◆ BRIEF
Read the listing and extract each line that includes the word "hasta".

-------------------------

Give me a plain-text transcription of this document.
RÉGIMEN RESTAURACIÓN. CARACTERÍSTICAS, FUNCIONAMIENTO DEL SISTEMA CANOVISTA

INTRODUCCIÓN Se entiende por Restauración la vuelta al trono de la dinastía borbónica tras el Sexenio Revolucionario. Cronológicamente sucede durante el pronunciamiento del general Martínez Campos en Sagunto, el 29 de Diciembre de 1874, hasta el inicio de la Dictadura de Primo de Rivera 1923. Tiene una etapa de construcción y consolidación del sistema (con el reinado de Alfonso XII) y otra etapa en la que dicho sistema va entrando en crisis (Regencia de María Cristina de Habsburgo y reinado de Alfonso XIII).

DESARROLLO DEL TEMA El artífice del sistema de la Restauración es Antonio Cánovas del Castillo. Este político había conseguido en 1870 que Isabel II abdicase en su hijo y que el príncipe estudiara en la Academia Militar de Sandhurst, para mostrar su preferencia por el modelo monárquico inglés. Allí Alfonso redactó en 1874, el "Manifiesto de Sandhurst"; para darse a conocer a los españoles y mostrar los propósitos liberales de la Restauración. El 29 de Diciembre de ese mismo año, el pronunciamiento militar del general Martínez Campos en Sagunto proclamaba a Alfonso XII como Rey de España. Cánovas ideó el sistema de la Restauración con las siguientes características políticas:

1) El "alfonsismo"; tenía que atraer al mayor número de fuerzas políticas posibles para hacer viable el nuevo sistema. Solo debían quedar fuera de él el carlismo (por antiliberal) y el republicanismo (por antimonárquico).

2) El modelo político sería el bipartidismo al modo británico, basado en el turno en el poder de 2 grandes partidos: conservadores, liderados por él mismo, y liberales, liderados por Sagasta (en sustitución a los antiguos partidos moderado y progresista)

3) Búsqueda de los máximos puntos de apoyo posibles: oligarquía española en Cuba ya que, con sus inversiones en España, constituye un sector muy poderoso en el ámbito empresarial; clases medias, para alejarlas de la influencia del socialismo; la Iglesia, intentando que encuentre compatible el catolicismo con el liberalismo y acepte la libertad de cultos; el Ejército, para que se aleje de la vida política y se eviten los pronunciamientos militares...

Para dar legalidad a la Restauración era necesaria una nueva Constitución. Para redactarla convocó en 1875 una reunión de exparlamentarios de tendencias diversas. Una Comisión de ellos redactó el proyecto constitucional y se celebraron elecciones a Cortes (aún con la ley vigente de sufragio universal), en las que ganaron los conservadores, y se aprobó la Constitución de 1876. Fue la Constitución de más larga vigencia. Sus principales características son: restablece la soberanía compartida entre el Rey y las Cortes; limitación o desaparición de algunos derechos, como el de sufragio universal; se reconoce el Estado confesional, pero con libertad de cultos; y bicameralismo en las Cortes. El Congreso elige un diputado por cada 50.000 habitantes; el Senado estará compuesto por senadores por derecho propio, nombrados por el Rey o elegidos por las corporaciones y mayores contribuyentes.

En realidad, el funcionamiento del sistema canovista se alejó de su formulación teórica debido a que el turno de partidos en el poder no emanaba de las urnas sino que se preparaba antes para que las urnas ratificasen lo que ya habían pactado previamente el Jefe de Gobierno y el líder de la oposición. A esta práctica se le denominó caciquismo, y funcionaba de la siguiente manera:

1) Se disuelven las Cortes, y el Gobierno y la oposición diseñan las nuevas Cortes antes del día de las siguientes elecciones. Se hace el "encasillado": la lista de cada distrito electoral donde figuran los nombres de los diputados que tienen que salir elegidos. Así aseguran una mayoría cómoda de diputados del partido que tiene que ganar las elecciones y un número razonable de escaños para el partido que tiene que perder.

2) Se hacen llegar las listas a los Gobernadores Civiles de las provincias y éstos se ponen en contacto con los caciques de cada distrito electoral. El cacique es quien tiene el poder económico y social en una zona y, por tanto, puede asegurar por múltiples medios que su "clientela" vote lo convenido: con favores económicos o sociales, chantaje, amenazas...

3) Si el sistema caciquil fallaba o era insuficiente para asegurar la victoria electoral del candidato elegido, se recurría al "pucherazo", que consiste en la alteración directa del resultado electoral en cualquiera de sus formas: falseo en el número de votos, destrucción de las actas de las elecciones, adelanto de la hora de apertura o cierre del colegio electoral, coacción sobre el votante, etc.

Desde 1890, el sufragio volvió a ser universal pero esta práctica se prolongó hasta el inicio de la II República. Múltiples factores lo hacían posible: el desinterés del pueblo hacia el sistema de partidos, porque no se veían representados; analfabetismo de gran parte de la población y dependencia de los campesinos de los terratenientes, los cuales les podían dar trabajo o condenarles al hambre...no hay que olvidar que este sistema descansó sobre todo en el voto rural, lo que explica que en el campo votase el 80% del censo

-------------------------

◆ CORRECT ANSWER
INTRODUCCIÓN Se entiende por Restauración la vuelta al trono de la dinastía borbónica tras el Sexenio Revolucionario. Cronológicamente sucede durante el pronunciamiento del general Martínez Campos en Sagunto, el 29 de Diciembre de 1874, hasta el inicio de la Dictadura de Primo de Rivera 1923. Tiene una etapa de construcción y consolidación del sistema (con el reinado de Alfonso XII) y otra etapa en la que dicho sistema va entrando en crisis (Regencia de María Cristina de Habsburgo y reinado de Alfonso XIII).
Desde 1890, el sufragio volvió a ser universal pero esta práctica se prolongó hasta el inicio de la II República. Múltiples factores lo hacían posible: el desinterés del pueblo hacia el sistema de partidos, porque no se veían representados; analfabetismo de gran parte de la población y dependencia de los campesinos de los terratenientes, los cuales les podían dar trabajo o condenarles al hambre...no hay que olvidar que este sistema descansó sobre todo en el voto rural, lo que explica que en el campo votase el 80% del censo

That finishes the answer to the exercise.